Only lines with the string "لاکتیکی" matter here; gather them from the material below.

▬▬▬▬▬▬

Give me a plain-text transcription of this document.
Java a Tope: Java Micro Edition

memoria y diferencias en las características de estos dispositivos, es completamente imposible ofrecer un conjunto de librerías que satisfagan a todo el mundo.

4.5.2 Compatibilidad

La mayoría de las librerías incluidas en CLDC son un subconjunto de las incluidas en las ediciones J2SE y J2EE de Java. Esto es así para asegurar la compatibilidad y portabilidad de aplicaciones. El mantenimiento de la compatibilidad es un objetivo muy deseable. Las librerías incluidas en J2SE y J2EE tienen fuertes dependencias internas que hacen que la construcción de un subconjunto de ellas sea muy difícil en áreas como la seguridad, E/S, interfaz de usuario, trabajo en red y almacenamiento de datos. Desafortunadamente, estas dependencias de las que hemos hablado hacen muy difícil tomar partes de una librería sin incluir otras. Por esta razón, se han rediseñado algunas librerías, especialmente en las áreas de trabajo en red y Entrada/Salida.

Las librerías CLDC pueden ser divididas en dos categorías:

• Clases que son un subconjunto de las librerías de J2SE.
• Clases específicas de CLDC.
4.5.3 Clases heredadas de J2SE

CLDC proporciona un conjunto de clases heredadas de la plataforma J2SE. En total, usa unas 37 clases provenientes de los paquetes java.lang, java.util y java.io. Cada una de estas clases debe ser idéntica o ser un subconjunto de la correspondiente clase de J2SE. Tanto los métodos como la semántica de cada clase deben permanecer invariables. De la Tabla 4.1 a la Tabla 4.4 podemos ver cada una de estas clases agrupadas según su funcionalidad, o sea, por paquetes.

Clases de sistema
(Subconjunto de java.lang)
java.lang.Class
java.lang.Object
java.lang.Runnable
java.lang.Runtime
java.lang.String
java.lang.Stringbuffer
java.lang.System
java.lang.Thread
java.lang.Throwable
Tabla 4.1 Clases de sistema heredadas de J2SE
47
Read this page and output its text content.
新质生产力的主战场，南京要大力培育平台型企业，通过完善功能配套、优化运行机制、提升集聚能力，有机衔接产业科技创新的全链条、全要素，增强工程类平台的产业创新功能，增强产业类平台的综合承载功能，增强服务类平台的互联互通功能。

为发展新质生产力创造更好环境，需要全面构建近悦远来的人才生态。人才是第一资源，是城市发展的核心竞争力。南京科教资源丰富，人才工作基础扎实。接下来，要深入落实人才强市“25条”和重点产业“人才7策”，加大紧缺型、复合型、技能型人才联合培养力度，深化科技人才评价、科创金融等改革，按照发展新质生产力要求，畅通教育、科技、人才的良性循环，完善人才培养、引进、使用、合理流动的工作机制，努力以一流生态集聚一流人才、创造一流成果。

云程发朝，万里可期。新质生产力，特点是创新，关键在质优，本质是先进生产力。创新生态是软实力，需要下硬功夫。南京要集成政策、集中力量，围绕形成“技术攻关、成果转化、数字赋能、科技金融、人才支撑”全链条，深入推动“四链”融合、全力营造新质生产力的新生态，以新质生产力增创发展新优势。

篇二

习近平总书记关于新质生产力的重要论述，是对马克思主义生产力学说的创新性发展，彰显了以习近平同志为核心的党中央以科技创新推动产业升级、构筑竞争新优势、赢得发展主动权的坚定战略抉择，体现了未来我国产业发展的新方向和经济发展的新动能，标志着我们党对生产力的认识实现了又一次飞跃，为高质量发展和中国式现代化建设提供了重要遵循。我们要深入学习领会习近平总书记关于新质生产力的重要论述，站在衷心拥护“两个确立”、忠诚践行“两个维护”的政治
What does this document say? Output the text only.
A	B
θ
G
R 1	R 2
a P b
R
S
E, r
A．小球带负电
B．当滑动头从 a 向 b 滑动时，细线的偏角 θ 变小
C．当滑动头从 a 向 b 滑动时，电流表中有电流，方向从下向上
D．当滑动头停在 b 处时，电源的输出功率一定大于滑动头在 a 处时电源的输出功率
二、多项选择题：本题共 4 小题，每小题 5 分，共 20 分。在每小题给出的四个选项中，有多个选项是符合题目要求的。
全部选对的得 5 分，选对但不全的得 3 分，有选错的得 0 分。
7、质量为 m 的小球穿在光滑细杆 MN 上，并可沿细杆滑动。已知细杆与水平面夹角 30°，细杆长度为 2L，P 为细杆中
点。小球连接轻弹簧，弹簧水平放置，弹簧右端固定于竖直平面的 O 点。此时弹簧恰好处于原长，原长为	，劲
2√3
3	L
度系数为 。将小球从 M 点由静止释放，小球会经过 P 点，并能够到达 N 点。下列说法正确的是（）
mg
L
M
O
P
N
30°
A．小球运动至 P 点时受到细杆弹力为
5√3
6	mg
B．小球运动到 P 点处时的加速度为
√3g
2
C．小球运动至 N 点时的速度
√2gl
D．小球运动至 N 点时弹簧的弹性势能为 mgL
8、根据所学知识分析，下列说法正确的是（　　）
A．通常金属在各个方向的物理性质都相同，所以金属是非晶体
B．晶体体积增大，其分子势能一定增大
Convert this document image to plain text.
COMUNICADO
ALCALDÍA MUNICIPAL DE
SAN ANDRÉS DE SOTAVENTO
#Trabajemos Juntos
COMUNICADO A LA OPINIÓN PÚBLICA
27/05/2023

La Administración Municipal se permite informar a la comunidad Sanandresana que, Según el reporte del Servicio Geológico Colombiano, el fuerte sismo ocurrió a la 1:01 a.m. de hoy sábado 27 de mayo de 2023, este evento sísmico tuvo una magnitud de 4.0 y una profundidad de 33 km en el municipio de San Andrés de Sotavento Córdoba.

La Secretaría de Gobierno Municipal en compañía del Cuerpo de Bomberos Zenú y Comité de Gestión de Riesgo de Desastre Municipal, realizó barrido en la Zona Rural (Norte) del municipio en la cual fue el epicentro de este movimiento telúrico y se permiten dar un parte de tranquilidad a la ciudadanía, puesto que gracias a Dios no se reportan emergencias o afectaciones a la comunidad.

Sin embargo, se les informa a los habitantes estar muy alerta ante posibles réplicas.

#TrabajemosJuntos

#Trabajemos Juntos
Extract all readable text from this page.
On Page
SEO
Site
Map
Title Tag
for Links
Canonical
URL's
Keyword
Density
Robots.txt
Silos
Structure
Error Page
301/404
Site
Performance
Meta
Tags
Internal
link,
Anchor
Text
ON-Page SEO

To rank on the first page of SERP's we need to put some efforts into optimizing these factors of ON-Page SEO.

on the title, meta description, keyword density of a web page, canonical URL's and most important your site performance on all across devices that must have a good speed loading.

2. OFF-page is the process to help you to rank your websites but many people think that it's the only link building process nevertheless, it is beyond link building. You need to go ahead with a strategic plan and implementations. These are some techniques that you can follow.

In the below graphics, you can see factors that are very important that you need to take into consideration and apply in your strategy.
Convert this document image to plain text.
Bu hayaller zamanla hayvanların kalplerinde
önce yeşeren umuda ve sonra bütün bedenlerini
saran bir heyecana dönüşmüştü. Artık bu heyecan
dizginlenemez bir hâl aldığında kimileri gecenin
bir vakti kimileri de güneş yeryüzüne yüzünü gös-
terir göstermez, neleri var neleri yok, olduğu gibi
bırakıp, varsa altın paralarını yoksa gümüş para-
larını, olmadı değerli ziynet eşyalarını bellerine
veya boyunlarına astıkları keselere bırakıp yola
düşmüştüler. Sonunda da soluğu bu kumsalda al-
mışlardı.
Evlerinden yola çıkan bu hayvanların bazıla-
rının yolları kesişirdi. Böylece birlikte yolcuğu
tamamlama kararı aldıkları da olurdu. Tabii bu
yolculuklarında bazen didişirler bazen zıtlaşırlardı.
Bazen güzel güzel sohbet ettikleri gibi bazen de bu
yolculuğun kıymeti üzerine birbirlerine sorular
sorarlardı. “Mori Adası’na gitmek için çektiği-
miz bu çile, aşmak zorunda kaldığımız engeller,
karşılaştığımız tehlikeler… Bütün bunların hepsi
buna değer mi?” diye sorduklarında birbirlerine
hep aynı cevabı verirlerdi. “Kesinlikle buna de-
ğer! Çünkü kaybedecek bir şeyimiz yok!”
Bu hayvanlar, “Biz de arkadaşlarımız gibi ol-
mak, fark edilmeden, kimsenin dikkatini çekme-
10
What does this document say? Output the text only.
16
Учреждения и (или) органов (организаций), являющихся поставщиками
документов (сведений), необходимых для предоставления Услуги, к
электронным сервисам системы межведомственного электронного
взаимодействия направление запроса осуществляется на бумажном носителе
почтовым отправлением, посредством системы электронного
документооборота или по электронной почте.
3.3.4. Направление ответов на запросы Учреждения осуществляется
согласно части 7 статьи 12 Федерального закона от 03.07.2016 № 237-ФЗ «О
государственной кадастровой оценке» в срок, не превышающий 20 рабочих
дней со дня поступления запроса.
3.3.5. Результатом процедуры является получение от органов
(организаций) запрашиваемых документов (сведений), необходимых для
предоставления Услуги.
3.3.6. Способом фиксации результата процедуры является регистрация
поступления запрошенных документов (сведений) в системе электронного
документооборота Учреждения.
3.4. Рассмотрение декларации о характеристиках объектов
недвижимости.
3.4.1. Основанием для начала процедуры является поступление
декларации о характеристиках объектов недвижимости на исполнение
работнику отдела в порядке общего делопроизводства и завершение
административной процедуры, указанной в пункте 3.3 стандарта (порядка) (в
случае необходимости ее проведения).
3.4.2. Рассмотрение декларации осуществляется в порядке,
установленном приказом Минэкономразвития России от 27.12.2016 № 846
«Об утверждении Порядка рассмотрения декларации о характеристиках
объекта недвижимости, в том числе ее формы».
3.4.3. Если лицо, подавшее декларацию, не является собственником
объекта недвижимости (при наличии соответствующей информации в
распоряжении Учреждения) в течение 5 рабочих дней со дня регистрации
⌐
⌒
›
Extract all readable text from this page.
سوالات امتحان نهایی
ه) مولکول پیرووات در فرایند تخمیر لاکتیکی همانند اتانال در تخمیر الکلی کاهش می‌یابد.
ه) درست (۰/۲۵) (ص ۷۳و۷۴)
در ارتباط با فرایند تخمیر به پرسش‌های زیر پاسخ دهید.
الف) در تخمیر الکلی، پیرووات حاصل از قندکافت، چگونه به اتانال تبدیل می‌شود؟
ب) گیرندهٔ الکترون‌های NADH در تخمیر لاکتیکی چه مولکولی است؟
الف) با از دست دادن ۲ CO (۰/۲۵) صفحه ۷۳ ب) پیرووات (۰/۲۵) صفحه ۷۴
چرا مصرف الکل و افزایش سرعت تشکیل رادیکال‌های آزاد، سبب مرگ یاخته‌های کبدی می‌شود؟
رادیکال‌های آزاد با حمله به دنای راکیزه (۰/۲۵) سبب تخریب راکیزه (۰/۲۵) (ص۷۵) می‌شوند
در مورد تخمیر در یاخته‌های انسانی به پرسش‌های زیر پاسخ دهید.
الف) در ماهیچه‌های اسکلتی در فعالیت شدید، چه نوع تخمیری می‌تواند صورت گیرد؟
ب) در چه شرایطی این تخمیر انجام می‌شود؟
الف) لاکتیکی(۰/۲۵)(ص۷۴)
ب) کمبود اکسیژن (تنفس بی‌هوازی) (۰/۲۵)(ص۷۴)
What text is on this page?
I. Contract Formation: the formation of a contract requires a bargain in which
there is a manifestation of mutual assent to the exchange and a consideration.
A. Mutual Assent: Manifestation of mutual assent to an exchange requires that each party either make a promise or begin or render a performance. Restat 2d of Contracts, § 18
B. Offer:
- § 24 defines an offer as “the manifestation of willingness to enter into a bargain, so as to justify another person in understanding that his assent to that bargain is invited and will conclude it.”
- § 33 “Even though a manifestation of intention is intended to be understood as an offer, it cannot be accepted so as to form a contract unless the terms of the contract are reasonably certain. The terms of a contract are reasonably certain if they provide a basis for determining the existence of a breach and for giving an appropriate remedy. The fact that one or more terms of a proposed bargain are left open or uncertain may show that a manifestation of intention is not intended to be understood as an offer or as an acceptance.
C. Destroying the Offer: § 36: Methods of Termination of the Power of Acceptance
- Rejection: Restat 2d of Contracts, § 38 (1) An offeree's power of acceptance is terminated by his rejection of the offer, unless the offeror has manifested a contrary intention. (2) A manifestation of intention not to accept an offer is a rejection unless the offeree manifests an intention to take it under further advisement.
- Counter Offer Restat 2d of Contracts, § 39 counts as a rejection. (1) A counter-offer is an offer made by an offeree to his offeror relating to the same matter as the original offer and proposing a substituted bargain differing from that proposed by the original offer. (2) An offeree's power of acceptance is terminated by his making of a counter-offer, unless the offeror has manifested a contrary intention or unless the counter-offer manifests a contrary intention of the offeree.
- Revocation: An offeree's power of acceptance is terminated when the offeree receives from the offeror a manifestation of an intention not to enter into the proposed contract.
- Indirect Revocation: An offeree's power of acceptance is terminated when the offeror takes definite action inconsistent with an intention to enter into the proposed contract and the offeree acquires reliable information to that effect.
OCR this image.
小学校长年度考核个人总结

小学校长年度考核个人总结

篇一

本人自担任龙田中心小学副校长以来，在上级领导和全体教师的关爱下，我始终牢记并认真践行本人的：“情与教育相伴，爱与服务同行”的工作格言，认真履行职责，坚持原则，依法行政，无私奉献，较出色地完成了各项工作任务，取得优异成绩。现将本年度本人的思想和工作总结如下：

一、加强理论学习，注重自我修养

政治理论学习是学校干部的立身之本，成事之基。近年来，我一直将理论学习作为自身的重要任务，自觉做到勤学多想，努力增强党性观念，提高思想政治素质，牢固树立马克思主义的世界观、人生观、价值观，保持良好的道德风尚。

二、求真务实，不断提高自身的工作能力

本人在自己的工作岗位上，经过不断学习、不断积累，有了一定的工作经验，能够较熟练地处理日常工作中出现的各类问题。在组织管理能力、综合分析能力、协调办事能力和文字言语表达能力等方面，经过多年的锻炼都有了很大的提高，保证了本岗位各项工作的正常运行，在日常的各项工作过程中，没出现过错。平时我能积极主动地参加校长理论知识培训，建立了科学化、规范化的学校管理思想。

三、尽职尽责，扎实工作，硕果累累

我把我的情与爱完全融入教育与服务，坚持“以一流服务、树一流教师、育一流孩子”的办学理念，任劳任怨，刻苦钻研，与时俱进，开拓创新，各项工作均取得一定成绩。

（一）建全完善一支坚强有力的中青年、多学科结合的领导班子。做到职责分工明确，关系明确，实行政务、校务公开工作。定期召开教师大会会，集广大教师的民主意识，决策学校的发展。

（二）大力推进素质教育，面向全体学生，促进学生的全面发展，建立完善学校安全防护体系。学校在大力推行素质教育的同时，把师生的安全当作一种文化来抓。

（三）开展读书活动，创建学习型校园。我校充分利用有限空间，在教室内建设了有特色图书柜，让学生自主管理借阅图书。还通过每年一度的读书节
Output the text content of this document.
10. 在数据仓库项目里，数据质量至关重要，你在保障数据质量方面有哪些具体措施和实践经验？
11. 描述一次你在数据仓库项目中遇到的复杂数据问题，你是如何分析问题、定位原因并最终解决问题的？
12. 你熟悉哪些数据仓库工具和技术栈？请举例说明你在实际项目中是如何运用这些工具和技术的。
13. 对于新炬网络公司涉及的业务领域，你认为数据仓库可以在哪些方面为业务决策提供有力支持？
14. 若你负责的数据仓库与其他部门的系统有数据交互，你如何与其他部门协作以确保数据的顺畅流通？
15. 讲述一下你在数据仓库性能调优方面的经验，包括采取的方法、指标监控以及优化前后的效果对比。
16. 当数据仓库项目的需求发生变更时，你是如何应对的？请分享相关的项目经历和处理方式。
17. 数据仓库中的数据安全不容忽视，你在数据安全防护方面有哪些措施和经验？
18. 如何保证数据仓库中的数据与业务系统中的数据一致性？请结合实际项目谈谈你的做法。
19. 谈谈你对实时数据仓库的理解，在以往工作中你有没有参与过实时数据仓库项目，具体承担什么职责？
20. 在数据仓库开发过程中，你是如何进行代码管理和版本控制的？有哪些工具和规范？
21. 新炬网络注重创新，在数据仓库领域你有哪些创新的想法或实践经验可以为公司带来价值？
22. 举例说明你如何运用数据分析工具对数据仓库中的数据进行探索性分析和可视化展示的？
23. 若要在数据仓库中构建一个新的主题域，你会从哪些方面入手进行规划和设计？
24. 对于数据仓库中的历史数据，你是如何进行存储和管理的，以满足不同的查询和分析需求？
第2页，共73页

▬▬▬▬▬▬

### The response
ه) مولکول پیرووات در فرایند تخمیر لاکتیکی همانند اتانال در تخمیر الکلی کاهش می‌یابد.
ب) گیرندهٔ الکترون‌های NADH در تخمیر لاکتیکی چه مولکولی است؟
الف) لاکتیکی(۰/۲۵)(ص۷۴)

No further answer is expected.